Source data:
** START **

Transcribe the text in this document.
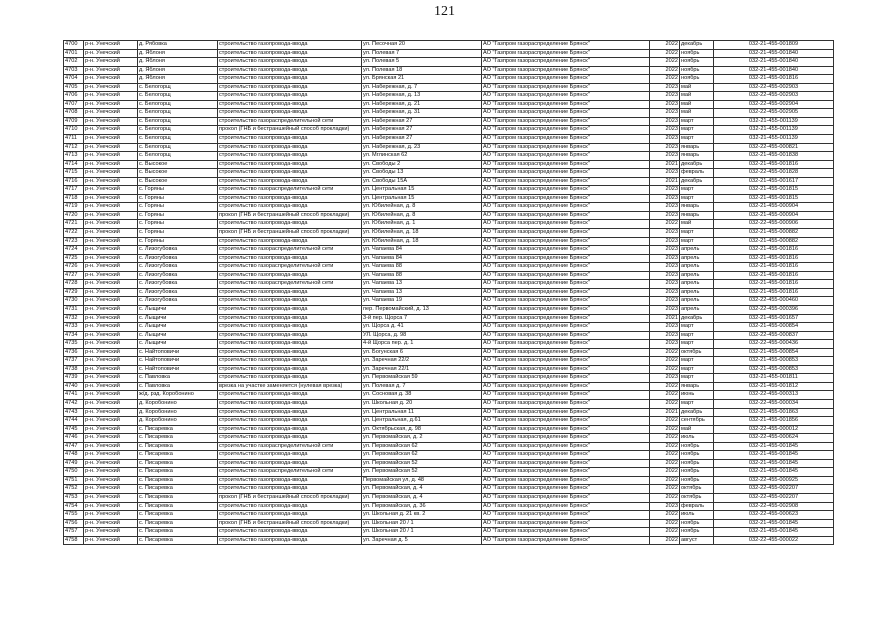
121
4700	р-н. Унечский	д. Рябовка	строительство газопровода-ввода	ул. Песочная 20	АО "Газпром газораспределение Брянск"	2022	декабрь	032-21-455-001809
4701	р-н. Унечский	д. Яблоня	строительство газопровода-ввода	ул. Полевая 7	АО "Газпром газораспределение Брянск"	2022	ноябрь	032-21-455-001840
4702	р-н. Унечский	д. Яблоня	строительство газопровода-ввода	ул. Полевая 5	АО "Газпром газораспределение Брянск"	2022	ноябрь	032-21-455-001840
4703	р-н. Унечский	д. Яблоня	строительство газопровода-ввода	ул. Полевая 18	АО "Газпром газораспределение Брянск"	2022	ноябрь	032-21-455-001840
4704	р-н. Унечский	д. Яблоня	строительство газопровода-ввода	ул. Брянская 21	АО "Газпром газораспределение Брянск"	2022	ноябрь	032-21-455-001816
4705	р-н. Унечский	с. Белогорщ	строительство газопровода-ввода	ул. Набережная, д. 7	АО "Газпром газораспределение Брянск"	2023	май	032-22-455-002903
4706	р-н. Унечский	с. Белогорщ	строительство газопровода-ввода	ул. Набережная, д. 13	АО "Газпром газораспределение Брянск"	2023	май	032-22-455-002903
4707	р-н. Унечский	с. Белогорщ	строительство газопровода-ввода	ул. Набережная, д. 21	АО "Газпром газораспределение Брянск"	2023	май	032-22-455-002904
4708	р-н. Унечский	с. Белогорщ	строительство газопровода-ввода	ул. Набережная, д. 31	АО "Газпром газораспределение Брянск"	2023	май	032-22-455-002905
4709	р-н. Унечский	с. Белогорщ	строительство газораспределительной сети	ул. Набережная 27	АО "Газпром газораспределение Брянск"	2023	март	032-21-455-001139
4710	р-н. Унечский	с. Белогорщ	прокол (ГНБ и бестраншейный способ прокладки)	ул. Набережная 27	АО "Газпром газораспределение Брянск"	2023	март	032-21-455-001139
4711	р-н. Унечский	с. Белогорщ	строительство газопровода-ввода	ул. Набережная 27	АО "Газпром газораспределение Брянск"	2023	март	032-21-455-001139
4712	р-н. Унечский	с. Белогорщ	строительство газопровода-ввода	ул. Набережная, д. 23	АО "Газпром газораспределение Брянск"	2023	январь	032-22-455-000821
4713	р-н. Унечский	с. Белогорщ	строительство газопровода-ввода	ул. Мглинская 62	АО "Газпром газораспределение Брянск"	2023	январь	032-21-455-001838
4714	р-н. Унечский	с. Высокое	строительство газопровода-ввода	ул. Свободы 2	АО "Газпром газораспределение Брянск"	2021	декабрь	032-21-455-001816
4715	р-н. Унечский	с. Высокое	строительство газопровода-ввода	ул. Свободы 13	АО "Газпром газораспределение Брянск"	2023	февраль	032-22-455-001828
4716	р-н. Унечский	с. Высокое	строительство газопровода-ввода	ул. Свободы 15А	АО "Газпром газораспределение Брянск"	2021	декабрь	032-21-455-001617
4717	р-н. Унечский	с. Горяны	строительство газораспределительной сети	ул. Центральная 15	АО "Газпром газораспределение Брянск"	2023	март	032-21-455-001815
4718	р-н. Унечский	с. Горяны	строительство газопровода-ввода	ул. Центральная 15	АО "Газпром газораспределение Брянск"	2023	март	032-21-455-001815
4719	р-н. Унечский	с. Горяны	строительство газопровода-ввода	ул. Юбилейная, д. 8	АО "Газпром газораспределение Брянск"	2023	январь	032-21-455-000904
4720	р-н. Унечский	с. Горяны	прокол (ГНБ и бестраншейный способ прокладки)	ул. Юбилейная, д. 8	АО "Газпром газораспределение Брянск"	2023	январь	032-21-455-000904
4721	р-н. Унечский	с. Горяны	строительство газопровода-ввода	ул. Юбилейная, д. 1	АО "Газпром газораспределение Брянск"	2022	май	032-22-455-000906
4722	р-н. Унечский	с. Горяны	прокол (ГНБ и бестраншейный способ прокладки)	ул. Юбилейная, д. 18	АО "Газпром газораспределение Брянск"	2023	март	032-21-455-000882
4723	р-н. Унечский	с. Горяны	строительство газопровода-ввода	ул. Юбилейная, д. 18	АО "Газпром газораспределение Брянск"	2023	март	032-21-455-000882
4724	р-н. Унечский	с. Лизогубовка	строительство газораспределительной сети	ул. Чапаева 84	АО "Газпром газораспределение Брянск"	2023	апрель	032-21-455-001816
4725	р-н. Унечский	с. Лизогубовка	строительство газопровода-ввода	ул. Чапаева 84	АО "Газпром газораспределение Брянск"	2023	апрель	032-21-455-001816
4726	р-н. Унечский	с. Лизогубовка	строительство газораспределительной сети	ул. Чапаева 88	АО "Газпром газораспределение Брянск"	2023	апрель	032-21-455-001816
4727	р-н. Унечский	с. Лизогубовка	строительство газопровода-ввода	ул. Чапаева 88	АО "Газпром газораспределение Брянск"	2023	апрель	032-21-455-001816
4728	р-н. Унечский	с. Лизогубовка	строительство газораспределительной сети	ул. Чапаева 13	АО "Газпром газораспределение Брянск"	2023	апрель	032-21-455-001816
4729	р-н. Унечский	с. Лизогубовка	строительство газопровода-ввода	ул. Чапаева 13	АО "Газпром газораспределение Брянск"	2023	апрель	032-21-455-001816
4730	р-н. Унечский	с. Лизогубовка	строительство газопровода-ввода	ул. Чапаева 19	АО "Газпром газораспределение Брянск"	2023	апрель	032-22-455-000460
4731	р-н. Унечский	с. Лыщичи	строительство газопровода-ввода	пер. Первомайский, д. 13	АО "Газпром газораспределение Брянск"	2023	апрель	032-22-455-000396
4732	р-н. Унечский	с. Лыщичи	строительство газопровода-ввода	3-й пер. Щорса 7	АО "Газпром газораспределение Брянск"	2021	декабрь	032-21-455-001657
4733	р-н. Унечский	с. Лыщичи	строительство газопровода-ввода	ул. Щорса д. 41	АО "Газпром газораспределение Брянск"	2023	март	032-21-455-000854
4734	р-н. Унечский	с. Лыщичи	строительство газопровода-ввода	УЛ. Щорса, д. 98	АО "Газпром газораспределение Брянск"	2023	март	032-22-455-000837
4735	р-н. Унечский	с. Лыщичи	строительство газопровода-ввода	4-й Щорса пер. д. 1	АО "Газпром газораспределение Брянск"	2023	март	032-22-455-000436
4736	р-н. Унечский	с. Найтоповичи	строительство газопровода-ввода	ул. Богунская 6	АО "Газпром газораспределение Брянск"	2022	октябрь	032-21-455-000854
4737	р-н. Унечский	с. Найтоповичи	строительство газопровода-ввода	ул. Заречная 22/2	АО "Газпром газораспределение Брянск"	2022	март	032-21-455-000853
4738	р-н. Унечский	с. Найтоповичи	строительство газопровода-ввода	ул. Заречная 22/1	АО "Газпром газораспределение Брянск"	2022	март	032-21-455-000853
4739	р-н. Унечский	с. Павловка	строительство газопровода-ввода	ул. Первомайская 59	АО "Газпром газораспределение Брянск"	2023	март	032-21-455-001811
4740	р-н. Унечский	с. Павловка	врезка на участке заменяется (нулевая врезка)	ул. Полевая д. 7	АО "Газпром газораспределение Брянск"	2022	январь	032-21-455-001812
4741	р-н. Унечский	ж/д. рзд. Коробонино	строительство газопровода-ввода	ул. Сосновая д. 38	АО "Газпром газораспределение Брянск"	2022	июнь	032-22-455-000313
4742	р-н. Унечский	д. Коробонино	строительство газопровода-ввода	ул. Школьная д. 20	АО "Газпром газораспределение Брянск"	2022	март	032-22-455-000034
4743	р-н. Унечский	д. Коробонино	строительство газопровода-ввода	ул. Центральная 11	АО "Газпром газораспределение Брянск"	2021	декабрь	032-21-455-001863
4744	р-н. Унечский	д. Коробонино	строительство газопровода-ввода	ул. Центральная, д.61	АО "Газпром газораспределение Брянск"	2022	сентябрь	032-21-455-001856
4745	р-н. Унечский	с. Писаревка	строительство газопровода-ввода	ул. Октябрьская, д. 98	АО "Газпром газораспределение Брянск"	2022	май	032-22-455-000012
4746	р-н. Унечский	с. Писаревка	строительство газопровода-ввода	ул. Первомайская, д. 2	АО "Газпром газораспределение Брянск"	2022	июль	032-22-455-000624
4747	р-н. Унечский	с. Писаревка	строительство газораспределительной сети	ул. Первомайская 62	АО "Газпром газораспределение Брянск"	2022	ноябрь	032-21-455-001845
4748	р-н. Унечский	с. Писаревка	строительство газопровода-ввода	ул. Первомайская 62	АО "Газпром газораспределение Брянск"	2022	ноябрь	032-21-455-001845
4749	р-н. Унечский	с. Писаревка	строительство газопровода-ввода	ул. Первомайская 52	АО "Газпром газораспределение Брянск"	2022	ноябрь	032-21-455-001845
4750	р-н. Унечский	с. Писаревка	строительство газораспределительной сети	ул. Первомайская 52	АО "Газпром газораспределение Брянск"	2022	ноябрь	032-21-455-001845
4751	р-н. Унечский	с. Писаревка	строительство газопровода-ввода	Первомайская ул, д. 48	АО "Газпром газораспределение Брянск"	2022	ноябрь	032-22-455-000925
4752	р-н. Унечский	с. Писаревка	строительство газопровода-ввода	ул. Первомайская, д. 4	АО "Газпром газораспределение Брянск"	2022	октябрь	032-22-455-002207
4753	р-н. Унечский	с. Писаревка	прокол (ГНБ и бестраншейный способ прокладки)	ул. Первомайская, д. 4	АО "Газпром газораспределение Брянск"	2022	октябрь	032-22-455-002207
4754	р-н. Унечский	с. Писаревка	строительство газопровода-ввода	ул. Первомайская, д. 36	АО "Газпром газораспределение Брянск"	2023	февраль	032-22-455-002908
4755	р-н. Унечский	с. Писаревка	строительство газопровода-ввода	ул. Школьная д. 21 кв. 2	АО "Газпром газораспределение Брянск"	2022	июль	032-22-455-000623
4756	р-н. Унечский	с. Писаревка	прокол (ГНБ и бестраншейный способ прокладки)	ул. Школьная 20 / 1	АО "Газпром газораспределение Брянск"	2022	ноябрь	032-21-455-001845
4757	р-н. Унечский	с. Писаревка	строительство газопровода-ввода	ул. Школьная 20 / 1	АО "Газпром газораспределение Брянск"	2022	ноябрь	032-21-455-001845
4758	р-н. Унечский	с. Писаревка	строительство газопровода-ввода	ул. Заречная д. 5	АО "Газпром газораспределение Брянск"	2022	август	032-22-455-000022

** END **
** START **

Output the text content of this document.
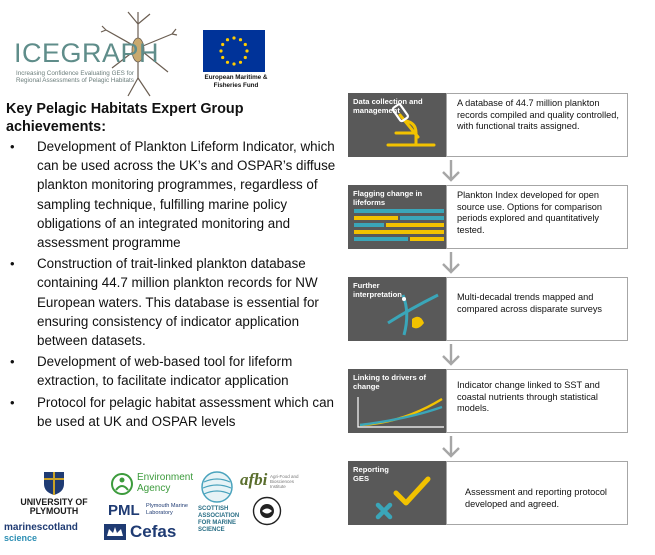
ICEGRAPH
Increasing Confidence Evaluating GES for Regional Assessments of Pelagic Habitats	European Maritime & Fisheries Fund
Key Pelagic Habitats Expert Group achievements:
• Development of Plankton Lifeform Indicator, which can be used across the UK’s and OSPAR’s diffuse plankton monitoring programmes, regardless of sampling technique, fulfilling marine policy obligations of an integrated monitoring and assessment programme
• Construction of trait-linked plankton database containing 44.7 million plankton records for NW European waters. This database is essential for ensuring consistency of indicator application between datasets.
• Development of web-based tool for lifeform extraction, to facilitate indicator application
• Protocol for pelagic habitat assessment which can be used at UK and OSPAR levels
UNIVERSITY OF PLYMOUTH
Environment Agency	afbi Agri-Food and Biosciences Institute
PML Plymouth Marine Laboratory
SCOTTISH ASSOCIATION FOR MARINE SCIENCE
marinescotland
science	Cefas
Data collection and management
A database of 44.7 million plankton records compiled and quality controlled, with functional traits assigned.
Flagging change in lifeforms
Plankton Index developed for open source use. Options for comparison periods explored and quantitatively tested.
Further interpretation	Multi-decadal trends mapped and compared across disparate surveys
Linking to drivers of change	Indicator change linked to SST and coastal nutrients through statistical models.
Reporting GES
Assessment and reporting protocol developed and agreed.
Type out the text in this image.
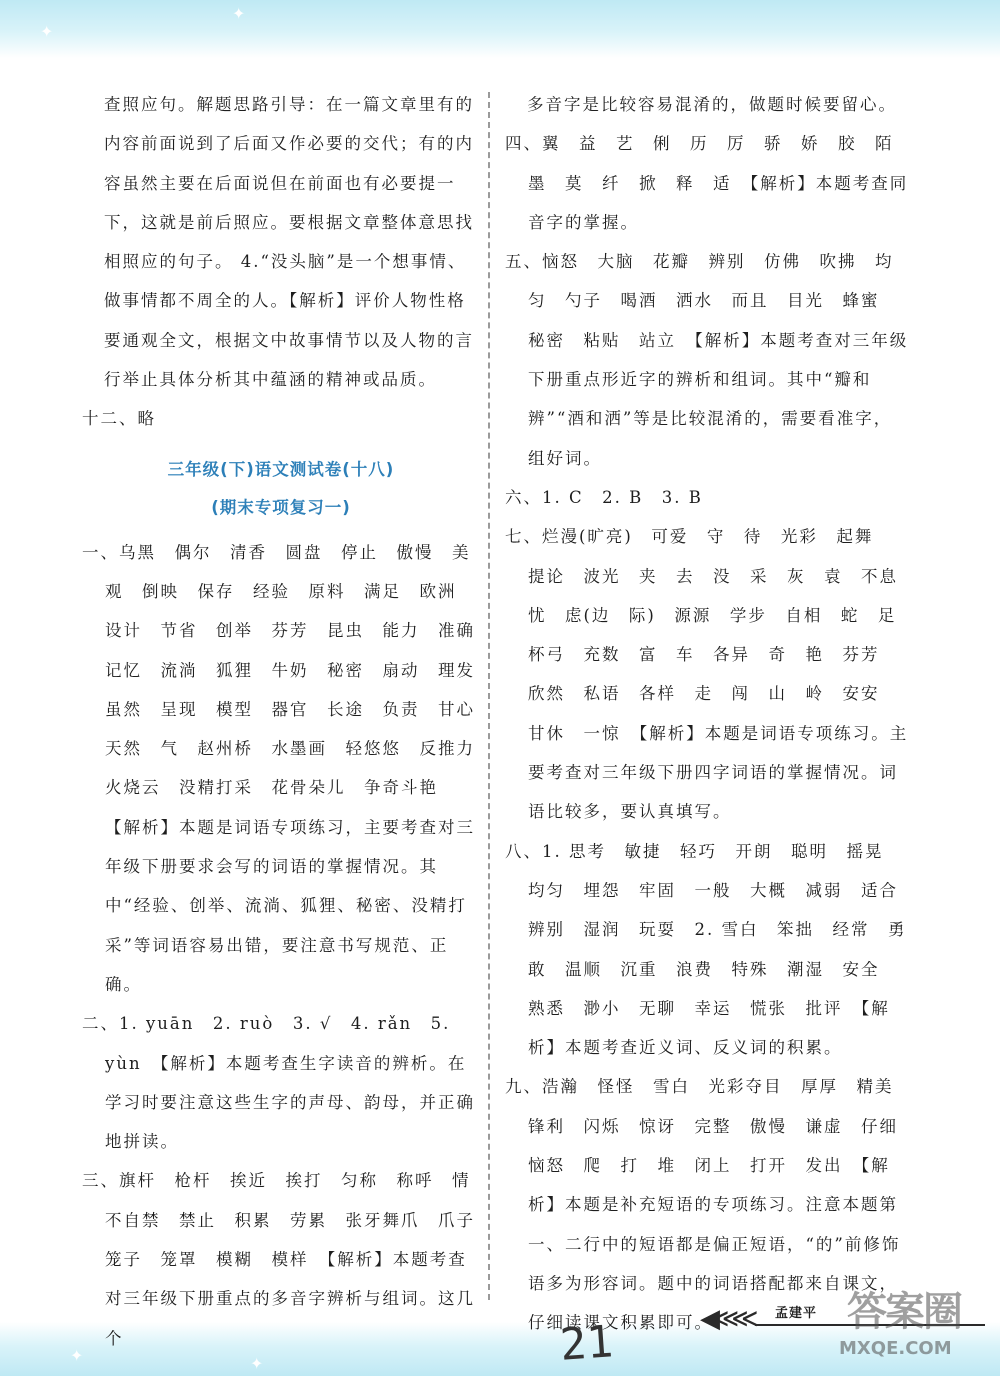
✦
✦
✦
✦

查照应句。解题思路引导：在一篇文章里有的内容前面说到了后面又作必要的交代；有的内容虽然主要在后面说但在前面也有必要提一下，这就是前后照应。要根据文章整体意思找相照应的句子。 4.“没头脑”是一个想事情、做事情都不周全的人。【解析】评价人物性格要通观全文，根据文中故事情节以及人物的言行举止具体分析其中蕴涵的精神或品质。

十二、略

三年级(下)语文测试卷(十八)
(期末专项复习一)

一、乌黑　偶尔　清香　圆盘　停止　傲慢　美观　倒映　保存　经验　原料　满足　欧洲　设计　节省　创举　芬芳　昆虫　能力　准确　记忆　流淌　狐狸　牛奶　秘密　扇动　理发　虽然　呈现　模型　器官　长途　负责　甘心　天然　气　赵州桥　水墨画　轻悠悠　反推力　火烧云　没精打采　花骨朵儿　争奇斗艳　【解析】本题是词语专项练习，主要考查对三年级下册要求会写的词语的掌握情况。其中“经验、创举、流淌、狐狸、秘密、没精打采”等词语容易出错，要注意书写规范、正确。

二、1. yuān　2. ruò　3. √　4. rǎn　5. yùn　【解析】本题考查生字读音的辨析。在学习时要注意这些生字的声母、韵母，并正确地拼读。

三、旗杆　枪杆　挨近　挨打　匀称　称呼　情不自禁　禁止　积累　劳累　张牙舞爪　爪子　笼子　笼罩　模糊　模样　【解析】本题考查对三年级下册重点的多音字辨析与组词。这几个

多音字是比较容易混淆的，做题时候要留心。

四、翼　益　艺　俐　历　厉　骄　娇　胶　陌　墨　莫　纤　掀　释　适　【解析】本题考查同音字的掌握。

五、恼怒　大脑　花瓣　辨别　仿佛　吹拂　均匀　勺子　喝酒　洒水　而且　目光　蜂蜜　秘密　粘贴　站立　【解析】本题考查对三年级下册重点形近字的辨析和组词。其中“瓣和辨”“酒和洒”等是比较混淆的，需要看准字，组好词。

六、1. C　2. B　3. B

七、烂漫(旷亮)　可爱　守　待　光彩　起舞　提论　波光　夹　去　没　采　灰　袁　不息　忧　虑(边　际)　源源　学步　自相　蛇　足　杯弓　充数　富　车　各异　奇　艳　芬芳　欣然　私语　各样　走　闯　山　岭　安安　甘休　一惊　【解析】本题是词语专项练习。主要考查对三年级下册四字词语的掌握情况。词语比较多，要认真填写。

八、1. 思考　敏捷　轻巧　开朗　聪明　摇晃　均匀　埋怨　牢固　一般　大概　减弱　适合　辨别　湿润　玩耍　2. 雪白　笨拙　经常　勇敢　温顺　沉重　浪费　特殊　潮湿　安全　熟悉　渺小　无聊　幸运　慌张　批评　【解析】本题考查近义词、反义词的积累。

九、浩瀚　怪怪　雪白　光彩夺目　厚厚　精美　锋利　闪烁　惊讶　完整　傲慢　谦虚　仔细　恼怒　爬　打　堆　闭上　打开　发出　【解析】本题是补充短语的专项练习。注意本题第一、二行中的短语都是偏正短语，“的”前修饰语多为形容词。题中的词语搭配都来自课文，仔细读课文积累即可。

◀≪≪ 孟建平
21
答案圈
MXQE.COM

** END **
** START **

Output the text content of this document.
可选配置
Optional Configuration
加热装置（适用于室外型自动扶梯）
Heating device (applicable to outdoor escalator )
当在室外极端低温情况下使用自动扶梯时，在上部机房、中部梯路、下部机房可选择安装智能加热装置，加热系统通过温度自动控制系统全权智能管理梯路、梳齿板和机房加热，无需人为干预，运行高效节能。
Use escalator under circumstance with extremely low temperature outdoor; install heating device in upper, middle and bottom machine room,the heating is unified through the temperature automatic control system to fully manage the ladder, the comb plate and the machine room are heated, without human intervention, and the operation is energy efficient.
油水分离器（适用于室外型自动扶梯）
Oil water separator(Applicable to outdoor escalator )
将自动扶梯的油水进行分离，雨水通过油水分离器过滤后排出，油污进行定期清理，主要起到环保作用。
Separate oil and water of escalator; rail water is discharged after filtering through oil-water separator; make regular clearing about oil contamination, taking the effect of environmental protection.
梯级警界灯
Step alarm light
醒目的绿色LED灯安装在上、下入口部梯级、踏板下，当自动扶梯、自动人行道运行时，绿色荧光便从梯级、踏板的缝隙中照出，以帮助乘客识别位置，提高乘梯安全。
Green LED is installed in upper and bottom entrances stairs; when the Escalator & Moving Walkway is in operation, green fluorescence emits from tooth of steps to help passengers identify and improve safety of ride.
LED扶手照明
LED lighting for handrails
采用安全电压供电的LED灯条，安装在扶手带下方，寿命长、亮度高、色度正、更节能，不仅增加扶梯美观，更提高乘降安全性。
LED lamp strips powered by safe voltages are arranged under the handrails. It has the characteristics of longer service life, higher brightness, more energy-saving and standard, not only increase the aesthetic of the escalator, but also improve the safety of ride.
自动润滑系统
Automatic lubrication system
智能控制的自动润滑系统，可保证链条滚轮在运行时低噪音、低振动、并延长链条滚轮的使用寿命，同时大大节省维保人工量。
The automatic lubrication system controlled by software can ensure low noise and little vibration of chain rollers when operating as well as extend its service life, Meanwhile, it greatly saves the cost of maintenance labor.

** END **

* AIM
From the records above, pull out every line containing the word "февраль".

* RESPONSE
4715	р-н. Унечский	с. Высокое	строительство газопровода-ввода	ул. Свободы 13	АО "Газпром газораспределение Брянск"	2023	февраль	032-22-455-001828
4754	р-н. Унечский	с. Писаревка	строительство газопровода-ввода	ул. Первомайская, д. 36	АО "Газпром газораспределение Брянск"	2023	февраль	032-22-455-002908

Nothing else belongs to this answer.